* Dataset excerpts
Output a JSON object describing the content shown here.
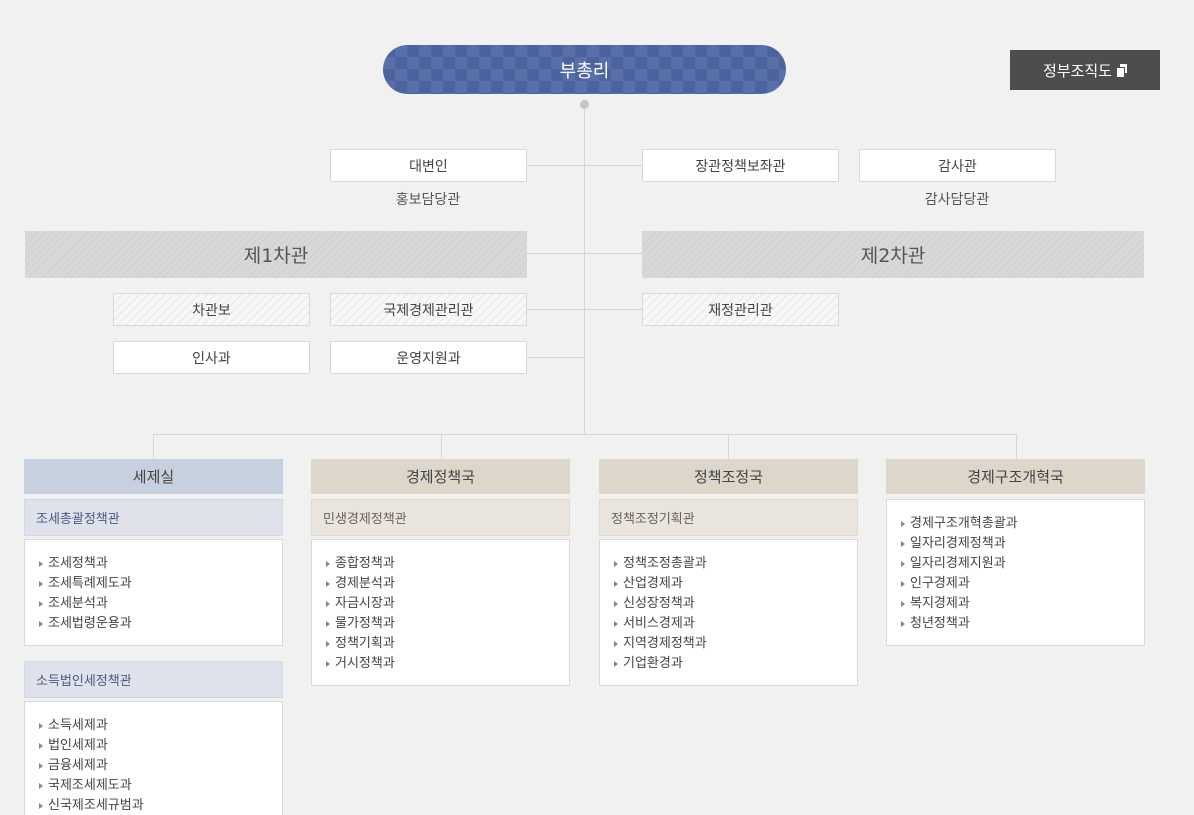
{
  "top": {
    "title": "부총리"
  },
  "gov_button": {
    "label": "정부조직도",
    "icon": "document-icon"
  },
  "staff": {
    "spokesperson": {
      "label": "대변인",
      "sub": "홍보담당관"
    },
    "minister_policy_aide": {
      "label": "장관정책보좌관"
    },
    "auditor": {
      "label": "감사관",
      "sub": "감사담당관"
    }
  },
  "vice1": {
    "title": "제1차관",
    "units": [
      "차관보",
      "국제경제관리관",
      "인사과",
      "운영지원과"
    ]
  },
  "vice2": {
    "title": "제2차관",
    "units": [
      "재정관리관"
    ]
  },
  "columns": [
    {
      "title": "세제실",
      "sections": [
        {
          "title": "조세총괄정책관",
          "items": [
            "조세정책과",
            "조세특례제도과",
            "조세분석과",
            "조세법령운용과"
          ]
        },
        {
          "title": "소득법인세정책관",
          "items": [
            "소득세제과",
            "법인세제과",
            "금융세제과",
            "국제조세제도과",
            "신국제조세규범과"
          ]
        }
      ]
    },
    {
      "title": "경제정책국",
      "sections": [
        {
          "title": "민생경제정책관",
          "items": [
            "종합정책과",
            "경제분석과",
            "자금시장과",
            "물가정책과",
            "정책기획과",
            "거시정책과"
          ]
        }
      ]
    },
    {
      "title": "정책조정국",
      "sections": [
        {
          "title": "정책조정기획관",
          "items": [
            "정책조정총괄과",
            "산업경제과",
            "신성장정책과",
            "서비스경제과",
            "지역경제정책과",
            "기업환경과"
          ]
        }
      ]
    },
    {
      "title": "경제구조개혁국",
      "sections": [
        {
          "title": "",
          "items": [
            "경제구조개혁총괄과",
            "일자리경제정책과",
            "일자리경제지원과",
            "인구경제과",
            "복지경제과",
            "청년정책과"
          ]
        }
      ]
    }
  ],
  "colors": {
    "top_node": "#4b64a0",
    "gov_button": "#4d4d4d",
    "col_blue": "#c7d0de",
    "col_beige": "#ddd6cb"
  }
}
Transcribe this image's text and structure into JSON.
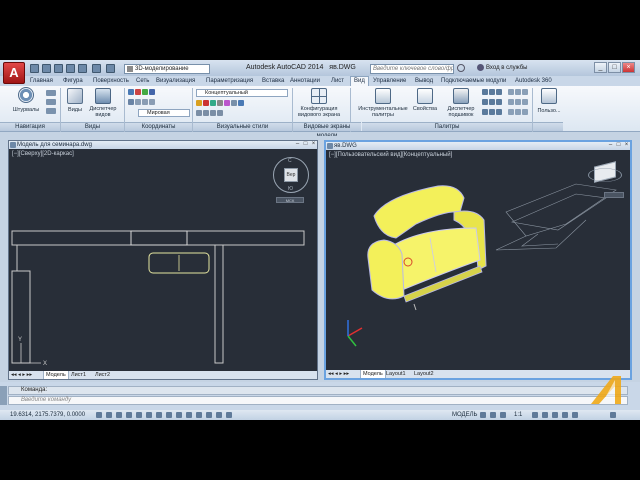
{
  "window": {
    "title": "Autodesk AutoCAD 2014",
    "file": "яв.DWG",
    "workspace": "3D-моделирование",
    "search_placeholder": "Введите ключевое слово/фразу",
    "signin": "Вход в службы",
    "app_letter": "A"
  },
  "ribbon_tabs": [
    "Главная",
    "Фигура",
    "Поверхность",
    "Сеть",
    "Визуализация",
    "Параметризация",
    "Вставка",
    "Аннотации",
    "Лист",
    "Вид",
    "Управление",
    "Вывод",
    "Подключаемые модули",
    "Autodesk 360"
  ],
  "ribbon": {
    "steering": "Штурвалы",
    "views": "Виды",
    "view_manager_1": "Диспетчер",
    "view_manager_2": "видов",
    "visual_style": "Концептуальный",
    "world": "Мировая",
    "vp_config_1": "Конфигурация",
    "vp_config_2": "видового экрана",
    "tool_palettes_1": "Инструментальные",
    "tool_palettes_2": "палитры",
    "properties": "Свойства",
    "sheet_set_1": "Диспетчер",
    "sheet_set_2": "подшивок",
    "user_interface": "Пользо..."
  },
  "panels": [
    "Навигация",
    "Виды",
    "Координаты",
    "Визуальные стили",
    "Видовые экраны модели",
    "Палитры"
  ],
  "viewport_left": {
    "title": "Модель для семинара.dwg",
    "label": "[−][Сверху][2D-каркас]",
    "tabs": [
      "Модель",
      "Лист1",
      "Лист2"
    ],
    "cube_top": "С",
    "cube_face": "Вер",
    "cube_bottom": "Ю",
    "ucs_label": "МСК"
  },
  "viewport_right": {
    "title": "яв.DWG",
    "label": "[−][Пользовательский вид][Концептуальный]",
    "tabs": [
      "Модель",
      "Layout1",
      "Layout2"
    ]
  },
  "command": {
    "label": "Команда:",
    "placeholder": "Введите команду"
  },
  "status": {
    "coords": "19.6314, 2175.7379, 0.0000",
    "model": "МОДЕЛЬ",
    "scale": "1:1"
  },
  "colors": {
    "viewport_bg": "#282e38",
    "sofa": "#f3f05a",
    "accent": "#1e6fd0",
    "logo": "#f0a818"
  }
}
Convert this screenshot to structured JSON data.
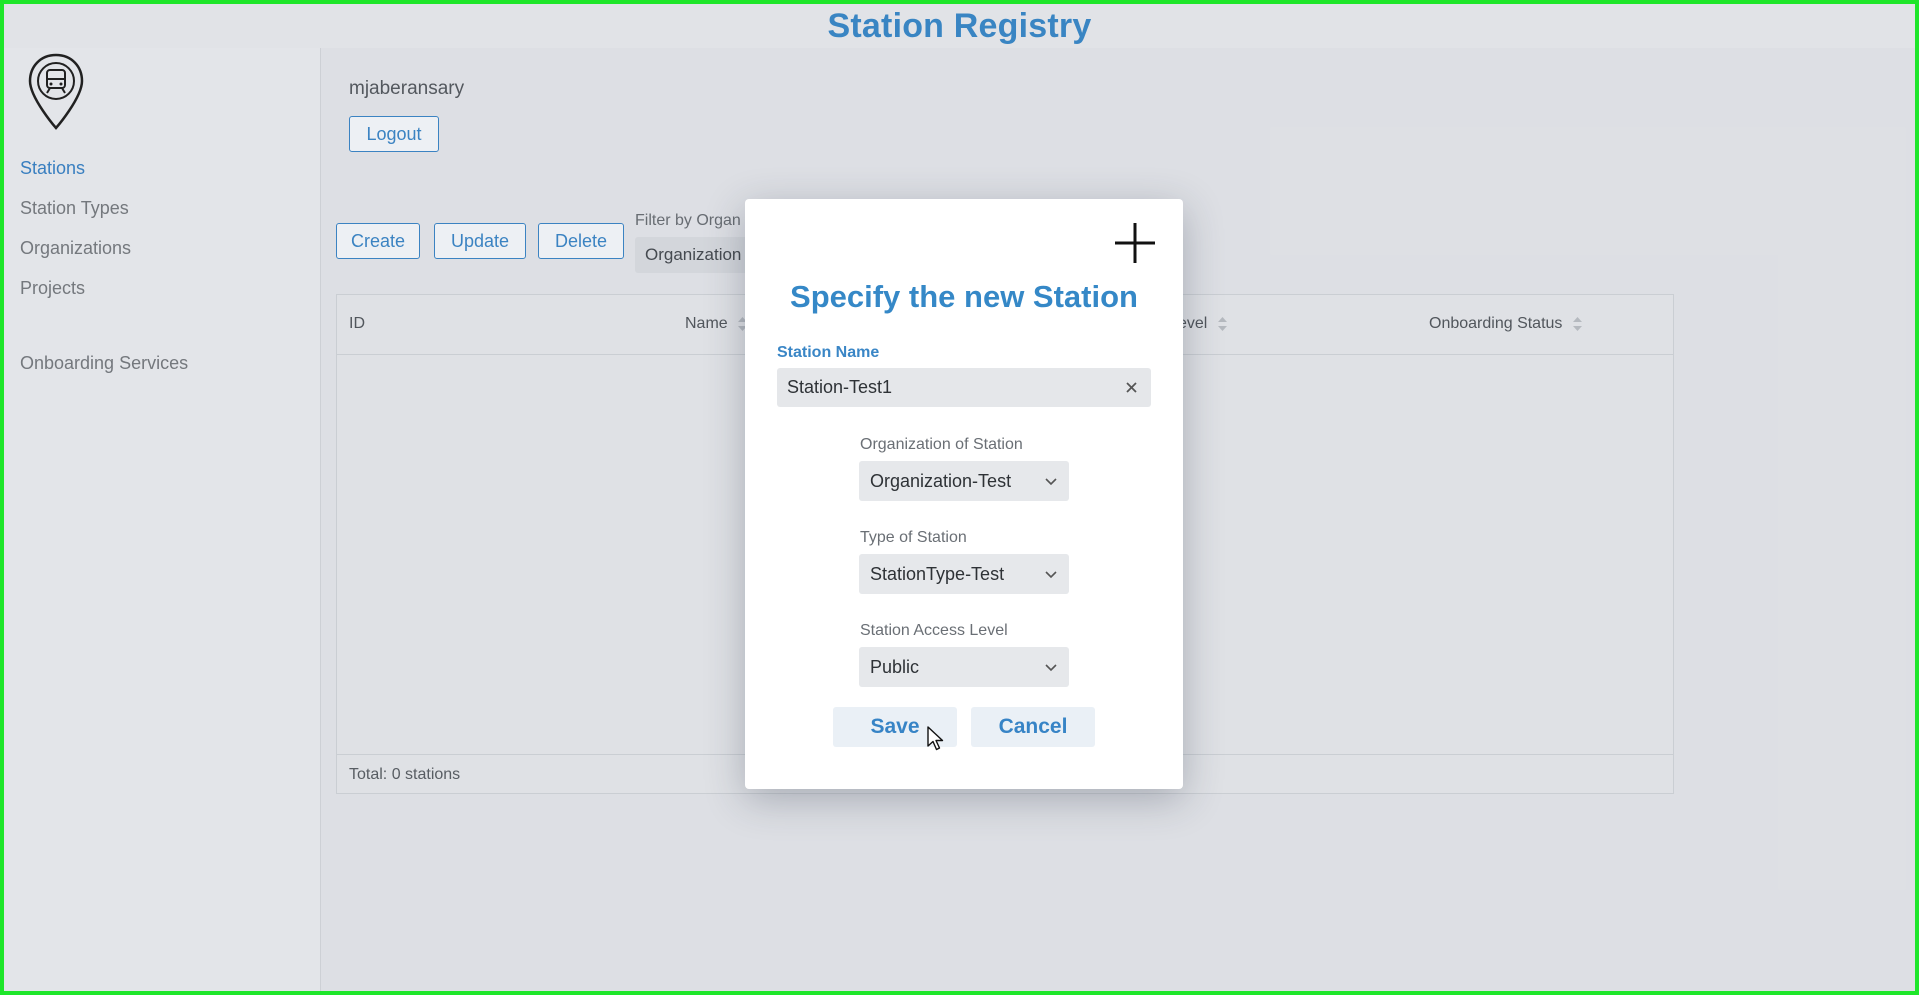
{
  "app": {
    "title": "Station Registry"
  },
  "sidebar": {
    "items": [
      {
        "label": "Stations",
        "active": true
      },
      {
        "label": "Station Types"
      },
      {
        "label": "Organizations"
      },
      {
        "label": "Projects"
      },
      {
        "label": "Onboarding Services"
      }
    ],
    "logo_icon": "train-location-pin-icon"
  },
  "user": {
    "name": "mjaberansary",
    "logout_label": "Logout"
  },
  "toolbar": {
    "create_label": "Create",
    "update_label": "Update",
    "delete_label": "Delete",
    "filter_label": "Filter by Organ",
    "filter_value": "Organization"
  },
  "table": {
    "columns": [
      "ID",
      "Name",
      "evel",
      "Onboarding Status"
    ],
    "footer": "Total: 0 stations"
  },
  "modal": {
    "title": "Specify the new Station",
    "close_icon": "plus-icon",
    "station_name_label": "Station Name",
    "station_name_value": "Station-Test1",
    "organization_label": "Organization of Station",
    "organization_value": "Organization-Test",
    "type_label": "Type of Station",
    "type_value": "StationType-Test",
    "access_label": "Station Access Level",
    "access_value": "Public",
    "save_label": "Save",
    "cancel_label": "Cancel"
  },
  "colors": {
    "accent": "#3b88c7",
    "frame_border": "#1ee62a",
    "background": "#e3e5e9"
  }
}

* What this task involves
The records above need to be given again exactly. Omit the pictures.

* In response
Output a JSON object describing the content shown here.
{
  "top": {
    "title": "부총리"
  },
  "gov_button": {
    "label": "정부조직도",
    "icon": "document-icon"
  },
  "staff": {
    "spokesperson": {
      "label": "대변인",
      "sub": "홍보담당관"
    },
    "minister_policy_aide": {
      "label": "장관정책보좌관"
    },
    "auditor": {
      "label": "감사관",
      "sub": "감사담당관"
    }
  },
  "vice1": {
    "title": "제1차관",
    "units": [
      "차관보",
      "국제경제관리관",
      "인사과",
      "운영지원과"
    ]
  },
  "vice2": {
    "title": "제2차관",
    "units": [
      "재정관리관"
    ]
  },
  "columns": [
    {
      "title": "세제실",
      "sections": [
        {
          "title": "조세총괄정책관",
          "items": [
            "조세정책과",
            "조세특례제도과",
            "조세분석과",
            "조세법령운용과"
          ]
        },
        {
          "title": "소득법인세정책관",
          "items": [
            "소득세제과",
            "법인세제과",
            "금융세제과",
            "국제조세제도과",
            "신국제조세규범과"
          ]
        }
      ]
    },
    {
      "title": "경제정책국",
      "sections": [
        {
          "title": "민생경제정책관",
          "items": [
            "종합정책과",
            "경제분석과",
            "자금시장과",
            "물가정책과",
            "정책기획과",
            "거시정책과"
          ]
        }
      ]
    },
    {
      "title": "정책조정국",
      "sections": [
        {
          "title": "정책조정기획관",
          "items": [
            "정책조정총괄과",
            "산업경제과",
            "신성장정책과",
            "서비스경제과",
            "지역경제정책과",
            "기업환경과"
          ]
        }
      ]
    },
    {
      "title": "경제구조개혁국",
      "sections": [
        {
          "title": "",
          "items": [
            "경제구조개혁총괄과",
            "일자리경제정책과",
            "일자리경제지원과",
            "인구경제과",
            "복지경제과",
            "청년정책과"
          ]
        }
      ]
    }
  ],
  "colors": {
    "top_node": "#4b64a0",
    "gov_button": "#4d4d4d",
    "col_blue": "#c7d0de",
    "col_beige": "#ddd6cb"
  }
}
Transcribe this image's text and structure into JSON.
{
  "window": {
    "title": "Autodesk AutoCAD 2014",
    "file": "яв.DWG",
    "workspace": "3D-моделирование",
    "search_placeholder": "Введите ключевое слово/фразу",
    "signin": "Вход в службы",
    "app_letter": "A"
  },
  "ribbon_tabs": [
    "Главная",
    "Фигура",
    "Поверхность",
    "Сеть",
    "Визуализация",
    "Параметризация",
    "Вставка",
    "Аннотации",
    "Лист",
    "Вид",
    "Управление",
    "Вывод",
    "Подключаемые модули",
    "Autodesk 360"
  ],
  "ribbon": {
    "steering": "Штурвалы",
    "views": "Виды",
    "view_manager_1": "Диспетчер",
    "view_manager_2": "видов",
    "visual_style": "Концептуальный",
    "world": "Мировая",
    "vp_config_1": "Конфигурация",
    "vp_config_2": "видового экрана",
    "tool_palettes_1": "Инструментальные",
    "tool_palettes_2": "палитры",
    "properties": "Свойства",
    "sheet_set_1": "Диспетчер",
    "sheet_set_2": "подшивок",
    "user_interface": "Пользо..."
  },
  "panels": [
    "Навигация",
    "Виды",
    "Координаты",
    "Визуальные стили",
    "Видовые экраны модели",
    "Палитры"
  ],
  "viewport_left": {
    "title": "Модель для семинара.dwg",
    "label": "[−][Сверху][2D-каркас]",
    "tabs": [
      "Модель",
      "Лист1",
      "Лист2"
    ],
    "cube_top": "С",
    "cube_face": "Вер",
    "cube_bottom": "Ю",
    "ucs_label": "МСК"
  },
  "viewport_right": {
    "title": "яв.DWG",
    "label": "[−][Пользовательский вид][Концептуальный]",
    "tabs": [
      "Модель",
      "Layout1",
      "Layout2"
    ]
  },
  "command": {
    "label": "Команда:",
    "placeholder": "Введите команду"
  },
  "status": {
    "coords": "19.6314, 2175.7379, 0.0000",
    "model": "МОДЕЛЬ",
    "scale": "1:1"
  },
  "colors": {
    "viewport_bg": "#282e38",
    "sofa": "#f3f05a",
    "accent": "#1e6fd0",
    "logo": "#f0a818"
  }
}
Convert this screenshot to structured JSON data.
{
  "app": {
    "title": "Station Registry"
  },
  "sidebar": {
    "items": [
      {
        "label": "Stations",
        "active": true
      },
      {
        "label": "Station Types"
      },
      {
        "label": "Organizations"
      },
      {
        "label": "Projects"
      },
      {
        "label": "Onboarding Services"
      }
    ],
    "logo_icon": "train-location-pin-icon"
  },
  "user": {
    "name": "mjaberansary",
    "logout_label": "Logout"
  },
  "toolbar": {
    "create_label": "Create",
    "update_label": "Update",
    "delete_label": "Delete",
    "filter_label": "Filter by Organ",
    "filter_value": "Organization"
  },
  "table": {
    "columns": [
      "ID",
      "Name",
      "evel",
      "Onboarding Status"
    ],
    "footer": "Total: 0 stations"
  },
  "modal": {
    "title": "Specify the new Station",
    "close_icon": "plus-icon",
    "station_name_label": "Station Name",
    "station_name_value": "Station-Test1",
    "organization_label": "Organization of Station",
    "organization_value": "Organization-Test",
    "type_label": "Type of Station",
    "type_value": "StationType-Test",
    "access_label": "Station Access Level",
    "access_value": "Public",
    "save_label": "Save",
    "cancel_label": "Cancel"
  },
  "colors": {
    "accent": "#3b88c7",
    "frame_border": "#1ee62a",
    "background": "#e3e5e9"
  }
}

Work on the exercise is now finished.